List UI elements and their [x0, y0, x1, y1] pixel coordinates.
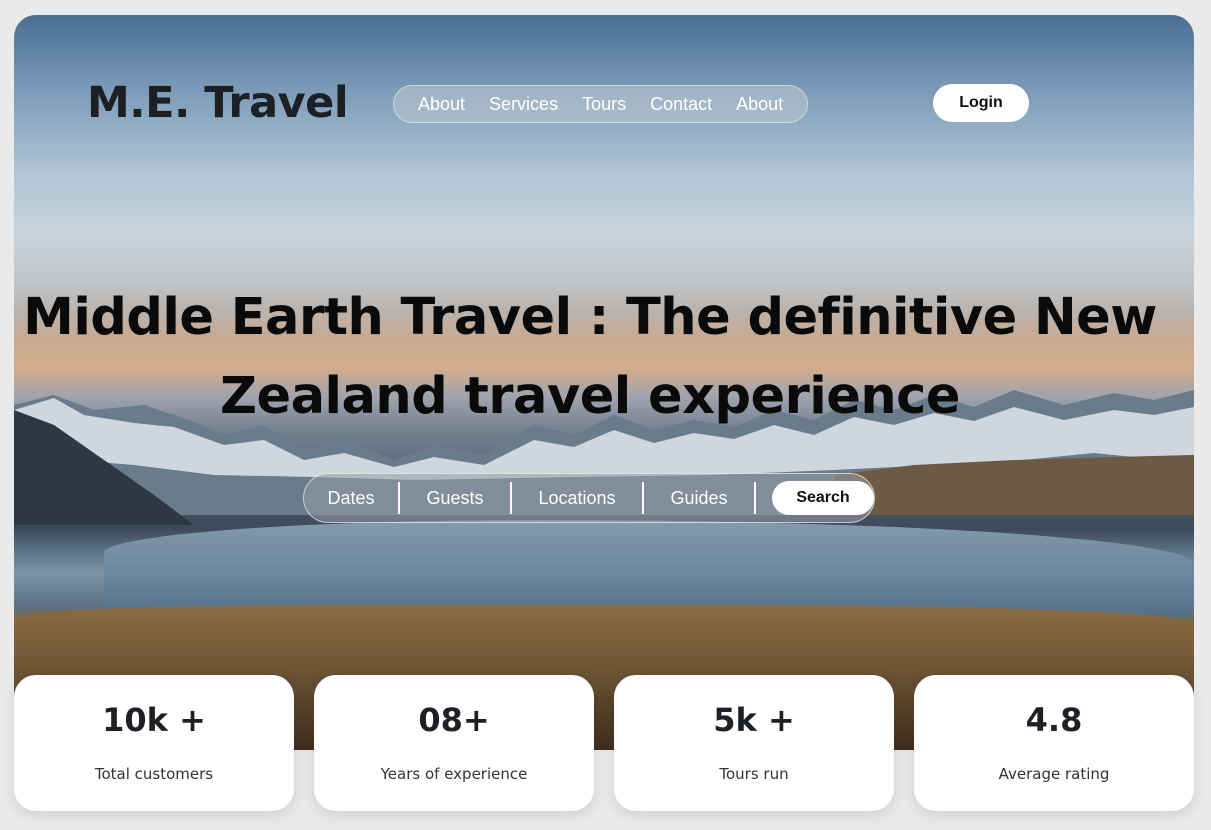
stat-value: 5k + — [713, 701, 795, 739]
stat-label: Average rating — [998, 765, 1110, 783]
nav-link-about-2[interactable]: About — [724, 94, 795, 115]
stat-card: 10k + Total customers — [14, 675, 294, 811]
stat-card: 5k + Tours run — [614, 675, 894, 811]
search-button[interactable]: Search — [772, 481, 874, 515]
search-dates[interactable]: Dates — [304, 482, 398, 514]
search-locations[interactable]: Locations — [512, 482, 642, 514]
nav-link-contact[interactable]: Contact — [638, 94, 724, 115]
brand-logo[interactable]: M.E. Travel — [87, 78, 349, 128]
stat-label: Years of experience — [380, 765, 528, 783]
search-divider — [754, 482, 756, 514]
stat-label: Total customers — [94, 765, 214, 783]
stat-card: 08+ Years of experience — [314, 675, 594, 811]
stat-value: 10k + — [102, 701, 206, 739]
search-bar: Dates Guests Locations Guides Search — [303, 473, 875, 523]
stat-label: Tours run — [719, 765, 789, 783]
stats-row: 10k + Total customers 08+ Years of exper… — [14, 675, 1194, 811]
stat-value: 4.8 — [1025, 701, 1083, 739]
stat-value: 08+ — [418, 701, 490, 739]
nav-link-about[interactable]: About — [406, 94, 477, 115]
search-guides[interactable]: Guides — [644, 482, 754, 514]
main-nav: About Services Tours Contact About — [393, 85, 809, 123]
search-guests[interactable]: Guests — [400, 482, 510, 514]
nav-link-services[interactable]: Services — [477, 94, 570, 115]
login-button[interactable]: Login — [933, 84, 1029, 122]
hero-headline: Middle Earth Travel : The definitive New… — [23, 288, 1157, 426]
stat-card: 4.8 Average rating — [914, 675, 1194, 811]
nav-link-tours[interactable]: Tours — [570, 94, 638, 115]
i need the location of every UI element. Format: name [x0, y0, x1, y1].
◆ ◆ ◆ ◆ ◆
### Short exercise
Give all the rows above as a numbered list, leaving out blank lines and the picture.

### Answer
1. List UI elements and their [x0, y0, x1, y1] pixel coordinates.
2. stat-value: 5k + — [713, 701, 795, 739]
3. stat-label: Average rating — [998, 765, 1110, 783]
4. nav-link-about-2[interactable]: About — [724, 94, 795, 115]
5. stat-card: 10k + Total customers — [14, 675, 294, 811]
6. stat-card: 5k + Tours run — [614, 675, 894, 811]
7. search-button[interactable]: Search — [772, 481, 874, 515]
8. search-dates[interactable]: Dates — [304, 482, 398, 514]
9. search-locations[interactable]: Locations — [512, 482, 642, 514]
10. nav-link-contact[interactable]: Contact — [638, 94, 724, 115]
11. brand-logo[interactable]: M.E. Travel — [87, 78, 349, 128]
12. stat-label: Years of experience — [380, 765, 528, 783]
13. search-divider — [754, 482, 756, 514]
14. stat-label: Total customers — [94, 765, 214, 783]
15. stat-card: 08+ Years of experience — [314, 675, 594, 811]
16. stat-value: 10k + — [102, 701, 206, 739]
17. search-bar: Dates Guests Locations Guides Search — [303, 473, 875, 523]
18. stat-label: Tours run — [719, 765, 789, 783]
19. stats-row: 10k + Total customers 08+ Years of exper… — [14, 675, 1194, 811]
20. stat-value: 4.8 — [1025, 701, 1083, 739]
21. stat-value: 08+ — [418, 701, 490, 739]
22. nav-link-about[interactable]: About — [406, 94, 477, 115]
23. search-guides[interactable]: Guides — [644, 482, 754, 514]
24. main-nav: About Services Tours Contact About — [393, 85, 809, 123]
25. search-guests[interactable]: Guests — [400, 482, 510, 514]
26. nav-link-services[interactable]: Services — [477, 94, 570, 115]
27. login-button[interactable]: Login — [933, 84, 1029, 122]
28. hero-headline: Middle Earth Travel : The definitive New… — [23, 288, 1157, 426]
29. stat-card: 4.8 Average rating — [914, 675, 1194, 811]
30. nav-link-tours[interactable]: Tours — [570, 94, 638, 115]
31. i need the location of every UI element. Format: name [x0, y0, x1, y1].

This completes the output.